*What you will do*
Output the data below in full, character for character.

........

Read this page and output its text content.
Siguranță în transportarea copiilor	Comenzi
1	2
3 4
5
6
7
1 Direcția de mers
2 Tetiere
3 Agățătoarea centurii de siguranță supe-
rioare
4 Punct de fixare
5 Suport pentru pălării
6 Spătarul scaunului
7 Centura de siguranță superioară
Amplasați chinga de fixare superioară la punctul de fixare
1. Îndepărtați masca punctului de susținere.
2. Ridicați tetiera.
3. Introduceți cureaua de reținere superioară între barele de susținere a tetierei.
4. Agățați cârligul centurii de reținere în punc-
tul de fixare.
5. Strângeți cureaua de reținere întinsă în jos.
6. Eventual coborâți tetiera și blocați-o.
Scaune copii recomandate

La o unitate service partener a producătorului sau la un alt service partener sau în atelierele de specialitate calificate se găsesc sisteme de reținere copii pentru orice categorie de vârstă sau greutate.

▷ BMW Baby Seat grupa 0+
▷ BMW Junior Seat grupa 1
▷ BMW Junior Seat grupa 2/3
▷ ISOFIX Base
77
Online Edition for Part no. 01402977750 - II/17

........

*Task result*
Read this page and output its text content.
Siguranță în transportarea copiilor	Comenzi
1	2
3 4
5
6
7
1 Direcția de mers
2 Tetiere
3 Agățătoarea centurii de siguranță supe-
rioare
4 Punct de fixare
5 Suport pentru pălării
6 Spătarul scaunului
7 Centura de siguranță superioară
Amplasați chinga de fixare superioară la punctul de fixare
1. Îndepărtați masca punctului de susținere.
2. Ridicați tetiera.
3. Introduceți cureaua de reținere superioară între barele de susținere a tetierei.
4. Agățați cârligul centurii de reținere în punc-
tul de fixare.
5. Strângeți cureaua de reținere întinsă în jos.
6. Eventual coborâți tetiera și blocați-o.
Scaune copii recomandate

La o unitate service partener a producătorului sau la un alt service partener sau în atelierele de specialitate calificate se găsesc sisteme de reținere copii pentru orice categorie de vârstă sau greutate.

▷ BMW Baby Seat grupa 0+
▷ BMW Junior Seat grupa 1
▷ BMW Junior Seat grupa 2/3
▷ ISOFIX Base
77
Online Edition for Part no. 01402977750 - II/17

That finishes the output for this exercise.